* WHAT TO PRODUCE:
Identify the lines that contain the string "Západ", then copy each of them.

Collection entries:

****************************************

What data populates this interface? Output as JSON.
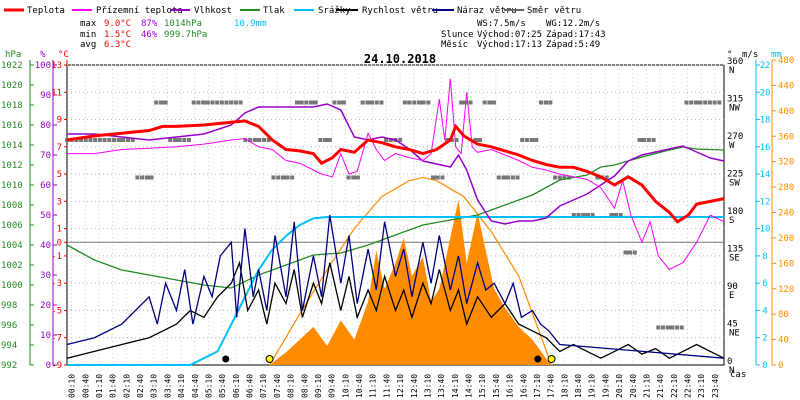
{
  "chart_data": {
    "type": "line",
    "title": "24.10.2018",
    "legend": [
      {
        "label": "Teplota",
        "color": "#ff0000"
      },
      {
        "label": "Přízemní teplota",
        "color": "#ff00ff"
      },
      {
        "label": "Vlhkost",
        "color": "#9900cc"
      },
      {
        "label": "Tlak",
        "color": "#228b22"
      },
      {
        "label": "Srážky",
        "color": "#00bfff"
      },
      {
        "label": "Rychlost větru",
        "color": "#000000"
      },
      {
        "label": "Náraz větru",
        "color": "#000080"
      },
      {
        "label": "Směr větru",
        "color": "#666666"
      }
    ],
    "stats": {
      "max_label": "max",
      "max_temp": "9.0°C",
      "max_hum": "87%",
      "max_press": "1014hPa",
      "rain": "10.9mm",
      "min_label": "min",
      "min_temp": "1.5°C",
      "min_hum": "46%",
      "min_press": "999.7hPa",
      "avg_label": "avg",
      "avg_temp": "6.3°C",
      "ws": "WS:7.5m/s",
      "wg": "WG:12.2m/s",
      "sun_label": "Slunce",
      "sun_rise": "Východ:07:25",
      "sun_set": "Západ:17:43",
      "moon_label": "Měsíc",
      "moon_rise": "Východ:17:13",
      "moon_set": "Západ:5:49"
    },
    "axis_units": {
      "hpa": "hPa",
      "pct": "%",
      "degc": "°C",
      "deg": "°",
      "ms": "m/s",
      "mm": "mm",
      "time": "čas"
    },
    "x_ticks": [
      "00:10",
      "00:40",
      "01:10",
      "01:40",
      "02:10",
      "02:40",
      "03:10",
      "03:40",
      "04:10",
      "04:40",
      "05:10",
      "05:40",
      "06:10",
      "06:40",
      "07:10",
      "07:40",
      "08:10",
      "08:40",
      "09:10",
      "09:40",
      "10:10",
      "10:40",
      "11:10",
      "11:40",
      "12:10",
      "12:40",
      "13:10",
      "13:40",
      "14:10",
      "14:40",
      "15:10",
      "15:40",
      "16:10",
      "16:40",
      "17:10",
      "17:40",
      "18:10",
      "18:40",
      "19:10",
      "19:40",
      "20:10",
      "20:40",
      "21:10",
      "21:40",
      "22:10",
      "22:40",
      "23:10",
      "23:40"
    ],
    "y_pressure_ticks": [
      "1022",
      "1020",
      "1018",
      "1016",
      "1014",
      "1012",
      "1010",
      "1008",
      "1006",
      "1004",
      "1002",
      "1000",
      "998",
      "996",
      "994",
      "992"
    ],
    "y_humidity_ticks": [
      "100",
      "90",
      "80",
      "70",
      "60",
      "50",
      "40",
      "30",
      "20",
      "10",
      "0"
    ],
    "y_temp_ticks": [
      "13",
      "11",
      "9",
      "7",
      "5",
      "3",
      "1",
      "0",
      "-1",
      "-3",
      "-5",
      "-7",
      "-9"
    ],
    "y_dir_ticks": [
      {
        "v": "360",
        "s": "N"
      },
      {
        "v": "315",
        "s": "NW"
      },
      {
        "v": "270",
        "s": "W"
      },
      {
        "v": "225",
        "s": "SW"
      },
      {
        "v": "180",
        "s": "S"
      },
      {
        "v": "135",
        "s": "SE"
      },
      {
        "v": "90",
        "s": "E"
      },
      {
        "v": "45",
        "s": "NE"
      },
      {
        "v": "0",
        "s": "N"
      }
    ],
    "y_wind_ticks": [
      "22",
      "20",
      "18",
      "16",
      "14",
      "12",
      "10",
      "8",
      "6",
      "4",
      "2",
      "0"
    ],
    "y_rain_ticks": [
      "480",
      "440",
      "400",
      "360",
      "320",
      "280",
      "240",
      "200",
      "160",
      "120",
      "80",
      "40",
      "0"
    ],
    "temperature": [
      [
        0,
        7.5
      ],
      [
        1,
        7.8
      ],
      [
        2,
        8.0
      ],
      [
        3,
        8.2
      ],
      [
        3.5,
        8.5
      ],
      [
        4,
        8.5
      ],
      [
        5,
        8.6
      ],
      [
        6,
        8.8
      ],
      [
        6.5,
        8.9
      ],
      [
        7,
        8.5
      ],
      [
        7.5,
        7.5
      ],
      [
        8,
        6.8
      ],
      [
        8.5,
        6.7
      ],
      [
        9,
        6.5
      ],
      [
        9.3,
        5.8
      ],
      [
        9.7,
        6.2
      ],
      [
        10,
        6.8
      ],
      [
        10.5,
        6.6
      ],
      [
        11,
        7.5
      ],
      [
        11.5,
        7.3
      ],
      [
        12,
        7.0
      ],
      [
        12.5,
        6.8
      ],
      [
        13,
        6.5
      ],
      [
        13.5,
        6.8
      ],
      [
        14,
        7.5
      ],
      [
        14.2,
        8.5
      ],
      [
        14.5,
        7.8
      ],
      [
        15,
        7.2
      ],
      [
        15.5,
        7.0
      ],
      [
        16,
        6.7
      ],
      [
        16.5,
        6.4
      ],
      [
        17,
        6.0
      ],
      [
        17.5,
        5.7
      ],
      [
        18,
        5.5
      ],
      [
        18.5,
        5.5
      ],
      [
        19,
        5.2
      ],
      [
        19.5,
        4.8
      ],
      [
        20,
        4.2
      ],
      [
        20.5,
        4.8
      ],
      [
        21,
        4.2
      ],
      [
        21.5,
        3.0
      ],
      [
        22,
        2.2
      ],
      [
        22.3,
        1.5
      ],
      [
        22.7,
        2.0
      ],
      [
        23,
        2.8
      ],
      [
        23.5,
        3.0
      ],
      [
        24,
        3.2
      ]
    ],
    "ground_temperature": [
      [
        0,
        6.5
      ],
      [
        1,
        6.5
      ],
      [
        2,
        6.8
      ],
      [
        3,
        6.9
      ],
      [
        4,
        7.0
      ],
      [
        5,
        7.2
      ],
      [
        6,
        7.5
      ],
      [
        6.5,
        7.6
      ],
      [
        7,
        7.0
      ],
      [
        7.5,
        6.8
      ],
      [
        8,
        6.0
      ],
      [
        8.5,
        5.8
      ],
      [
        9,
        5.3
      ],
      [
        9.3,
        5.0
      ],
      [
        9.7,
        4.8
      ],
      [
        10,
        6.5
      ],
      [
        10.3,
        5.0
      ],
      [
        10.6,
        5.2
      ],
      [
        11,
        8.0
      ],
      [
        11.3,
        6.8
      ],
      [
        11.6,
        6.0
      ],
      [
        12,
        6.5
      ],
      [
        12.5,
        6.2
      ],
      [
        13,
        6.0
      ],
      [
        13.3,
        6.5
      ],
      [
        13.6,
        10.5
      ],
      [
        13.8,
        7.5
      ],
      [
        14.0,
        12.0
      ],
      [
        14.2,
        7.0
      ],
      [
        14.4,
        6.5
      ],
      [
        14.6,
        11.0
      ],
      [
        14.8,
        7.0
      ],
      [
        15,
        6.6
      ],
      [
        15.5,
        6.8
      ],
      [
        16,
        6.4
      ],
      [
        16.5,
        6.0
      ],
      [
        17,
        5.5
      ],
      [
        17.5,
        5.3
      ],
      [
        18,
        5.0
      ],
      [
        18.5,
        4.8
      ],
      [
        19,
        4.6
      ],
      [
        19.5,
        4.0
      ],
      [
        20,
        2.5
      ],
      [
        20.3,
        4.5
      ],
      [
        20.6,
        2.0
      ],
      [
        21,
        0.0
      ],
      [
        21.3,
        1.5
      ],
      [
        21.6,
        -1.0
      ],
      [
        22,
        -2.0
      ],
      [
        22.5,
        -1.5
      ],
      [
        23,
        0.0
      ],
      [
        23.5,
        2.0
      ],
      [
        24,
        1.5
      ]
    ],
    "humidity": [
      [
        0,
        77
      ],
      [
        1,
        77
      ],
      [
        2,
        76
      ],
      [
        3,
        75
      ],
      [
        4,
        76
      ],
      [
        5,
        77
      ],
      [
        6,
        80
      ],
      [
        6.5,
        84
      ],
      [
        7,
        86
      ],
      [
        8,
        86
      ],
      [
        9,
        86
      ],
      [
        9.5,
        87
      ],
      [
        10,
        85
      ],
      [
        10.5,
        76
      ],
      [
        11,
        75
      ],
      [
        11.5,
        76
      ],
      [
        12,
        75
      ],
      [
        12.5,
        72
      ],
      [
        13,
        68
      ],
      [
        13.5,
        67
      ],
      [
        14,
        66
      ],
      [
        14.3,
        70
      ],
      [
        14.6,
        65
      ],
      [
        15,
        55
      ],
      [
        15.5,
        48
      ],
      [
        16,
        47
      ],
      [
        16.5,
        48
      ],
      [
        17,
        48
      ],
      [
        17.5,
        49
      ],
      [
        18,
        53
      ],
      [
        18.5,
        55
      ],
      [
        19,
        57
      ],
      [
        19.5,
        60
      ],
      [
        20,
        63
      ],
      [
        20.5,
        68
      ],
      [
        21,
        70
      ],
      [
        22,
        72
      ],
      [
        22.5,
        73
      ],
      [
        23,
        71
      ],
      [
        23.5,
        69
      ],
      [
        24,
        68
      ]
    ],
    "pressure": [
      [
        0,
        1004
      ],
      [
        1,
        1002.5
      ],
      [
        2,
        1001.5
      ],
      [
        3,
        1001
      ],
      [
        4,
        1000.5
      ],
      [
        5,
        1000
      ],
      [
        6,
        999.7
      ],
      [
        7,
        1001
      ],
      [
        8,
        1002
      ],
      [
        9,
        1003
      ],
      [
        10,
        1003.2
      ],
      [
        11,
        1004
      ],
      [
        12,
        1005
      ],
      [
        13,
        1006
      ],
      [
        14,
        1006.5
      ],
      [
        15,
        1007
      ],
      [
        16,
        1008
      ],
      [
        17,
        1009
      ],
      [
        18,
        1010.5
      ],
      [
        19,
        1011
      ],
      [
        19.5,
        1011.8
      ],
      [
        20,
        1012
      ],
      [
        21,
        1012.8
      ],
      [
        22,
        1013.5
      ],
      [
        22.5,
        1013.8
      ],
      [
        23,
        1013.6
      ],
      [
        24,
        1013.5
      ]
    ],
    "rain_total": [
      [
        0,
        0.0
      ],
      [
        4.5,
        0.0
      ],
      [
        5.5,
        1.0
      ],
      [
        6.0,
        3.0
      ],
      [
        6.5,
        5.0
      ],
      [
        7.0,
        7.0
      ],
      [
        7.5,
        8.5
      ],
      [
        8.0,
        9.5
      ],
      [
        8.5,
        10.3
      ],
      [
        9.0,
        10.8
      ],
      [
        9.5,
        10.9
      ],
      [
        24,
        10.9
      ]
    ],
    "wind_speed": [
      [
        0,
        0.5
      ],
      [
        1,
        1.0
      ],
      [
        2,
        1.5
      ],
      [
        3,
        2.0
      ],
      [
        3.5,
        2.5
      ],
      [
        4,
        3.0
      ],
      [
        4.5,
        4.0
      ],
      [
        5,
        3.5
      ],
      [
        5.5,
        5.0
      ],
      [
        6,
        6.0
      ],
      [
        6.3,
        7.5
      ],
      [
        6.6,
        4.0
      ],
      [
        7,
        5.5
      ],
      [
        7.3,
        3.0
      ],
      [
        7.6,
        6.0
      ],
      [
        8,
        4.5
      ],
      [
        8.3,
        7.0
      ],
      [
        8.6,
        3.5
      ],
      [
        9,
        6.0
      ],
      [
        9.3,
        4.5
      ],
      [
        9.6,
        7.5
      ],
      [
        10,
        4.0
      ],
      [
        10.3,
        6.5
      ],
      [
        10.6,
        3.5
      ],
      [
        11,
        5.5
      ],
      [
        11.3,
        4.0
      ],
      [
        11.6,
        6.5
      ],
      [
        12,
        4.0
      ],
      [
        12.3,
        5.5
      ],
      [
        12.6,
        3.5
      ],
      [
        13,
        6.0
      ],
      [
        13.3,
        4.5
      ],
      [
        13.6,
        7.0
      ],
      [
        14,
        4.0
      ],
      [
        14.3,
        5.5
      ],
      [
        14.6,
        3.0
      ],
      [
        15,
        5.0
      ],
      [
        15.5,
        3.5
      ],
      [
        16,
        4.5
      ],
      [
        16.5,
        3.0
      ],
      [
        17,
        2.5
      ],
      [
        17.5,
        2.0
      ],
      [
        18,
        1.0
      ],
      [
        18.5,
        1.5
      ],
      [
        19,
        1.0
      ],
      [
        19.5,
        0.5
      ],
      [
        20,
        1.0
      ],
      [
        20.5,
        1.5
      ],
      [
        21,
        0.8
      ],
      [
        21.5,
        1.2
      ],
      [
        22,
        0.5
      ],
      [
        22.5,
        1.0
      ],
      [
        23,
        1.5
      ],
      [
        23.5,
        1.0
      ],
      [
        24,
        0.5
      ]
    ],
    "wind_gust": [
      [
        0,
        1.5
      ],
      [
        1,
        2.0
      ],
      [
        2,
        3.0
      ],
      [
        3,
        5.0
      ],
      [
        3.3,
        3.0
      ],
      [
        3.6,
        6.0
      ],
      [
        4,
        4.0
      ],
      [
        4.3,
        7.0
      ],
      [
        4.6,
        3.0
      ],
      [
        5,
        6.5
      ],
      [
        5.3,
        5.0
      ],
      [
        5.6,
        8.0
      ],
      [
        6,
        9.0
      ],
      [
        6.2,
        3.5
      ],
      [
        6.5,
        10.0
      ],
      [
        6.8,
        5.0
      ],
      [
        7,
        7.0
      ],
      [
        7.3,
        4.0
      ],
      [
        7.6,
        9.5
      ],
      [
        8,
        5.0
      ],
      [
        8.3,
        10.5
      ],
      [
        8.6,
        4.0
      ],
      [
        9,
        8.0
      ],
      [
        9.3,
        5.0
      ],
      [
        9.6,
        11.0
      ],
      [
        10,
        6.0
      ],
      [
        10.3,
        9.5
      ],
      [
        10.6,
        4.5
      ],
      [
        11,
        8.5
      ],
      [
        11.3,
        5.5
      ],
      [
        11.6,
        10.5
      ],
      [
        12,
        6.5
      ],
      [
        12.3,
        8.5
      ],
      [
        12.6,
        5.0
      ],
      [
        13,
        9.0
      ],
      [
        13.3,
        6.0
      ],
      [
        13.6,
        9.5
      ],
      [
        14,
        5.5
      ],
      [
        14.3,
        8.0
      ],
      [
        14.6,
        4.5
      ],
      [
        15,
        7.5
      ],
      [
        15.3,
        5.5
      ],
      [
        15.6,
        6.0
      ],
      [
        16,
        4.5
      ],
      [
        16.3,
        6.0
      ],
      [
        16.6,
        3.5
      ],
      [
        17,
        4.0
      ],
      [
        17.3,
        3.0
      ],
      [
        17.6,
        2.5
      ],
      [
        18,
        1.5
      ],
      [
        24,
        0.5
      ]
    ],
    "wind_direction": [
      [
        2,
        270
      ],
      [
        3,
        225
      ],
      [
        3.5,
        315
      ],
      [
        4,
        270
      ],
      [
        5,
        315
      ],
      [
        6,
        315
      ],
      [
        7,
        270
      ],
      [
        8,
        225
      ],
      [
        8.5,
        315
      ],
      [
        9,
        315
      ],
      [
        9.5,
        270
      ],
      [
        10,
        315
      ],
      [
        10.5,
        225
      ],
      [
        11,
        315
      ],
      [
        12,
        270
      ],
      [
        12.5,
        315
      ],
      [
        13,
        315
      ],
      [
        13.5,
        225
      ],
      [
        14,
        270
      ],
      [
        14.5,
        315
      ],
      [
        15,
        270
      ],
      [
        15.5,
        315
      ],
      [
        16,
        225
      ],
      [
        17,
        270
      ],
      [
        17.5,
        315
      ],
      [
        18,
        225
      ],
      [
        19,
        180
      ],
      [
        19.5,
        225
      ],
      [
        20,
        180
      ],
      [
        20.5,
        135
      ],
      [
        21,
        270
      ],
      [
        22,
        45
      ],
      [
        23,
        315
      ]
    ],
    "solar_radiation": [
      [
        7.4,
        0
      ],
      [
        8,
        20
      ],
      [
        8.5,
        40
      ],
      [
        9,
        60
      ],
      [
        9.5,
        30
      ],
      [
        10,
        70
      ],
      [
        10.5,
        40
      ],
      [
        11,
        100
      ],
      [
        11.3,
        180
      ],
      [
        11.6,
        120
      ],
      [
        12,
        160
      ],
      [
        12.3,
        200
      ],
      [
        12.6,
        140
      ],
      [
        13,
        170
      ],
      [
        13.3,
        100
      ],
      [
        13.6,
        120
      ],
      [
        14,
        200
      ],
      [
        14.3,
        260
      ],
      [
        14.6,
        160
      ],
      [
        15,
        240
      ],
      [
        15.3,
        180
      ],
      [
        15.6,
        120
      ],
      [
        16,
        90
      ],
      [
        16.5,
        60
      ],
      [
        17,
        40
      ],
      [
        17.5,
        10
      ],
      [
        17.7,
        0
      ]
    ],
    "solar_max": [
      [
        7.4,
        0
      ],
      [
        8.5,
        80
      ],
      [
        9.5,
        150
      ],
      [
        10.5,
        215
      ],
      [
        11.5,
        265
      ],
      [
        12.5,
        290
      ],
      [
        13,
        295
      ],
      [
        13.5,
        290
      ],
      [
        14.5,
        265
      ],
      [
        15.5,
        210
      ],
      [
        16.5,
        140
      ],
      [
        17.7,
        0
      ]
    ],
    "markers": [
      {
        "type": "moonset",
        "t": 5.8
      },
      {
        "type": "sunrise",
        "t": 7.4
      },
      {
        "type": "moonrise",
        "t": 17.2
      },
      {
        "type": "sunset",
        "t": 17.7
      }
    ]
  }
}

****************************************

* WRITTEN REPLY:
      "sun_set": "Západ:17:43",
      "moon_set": "Západ:5:49"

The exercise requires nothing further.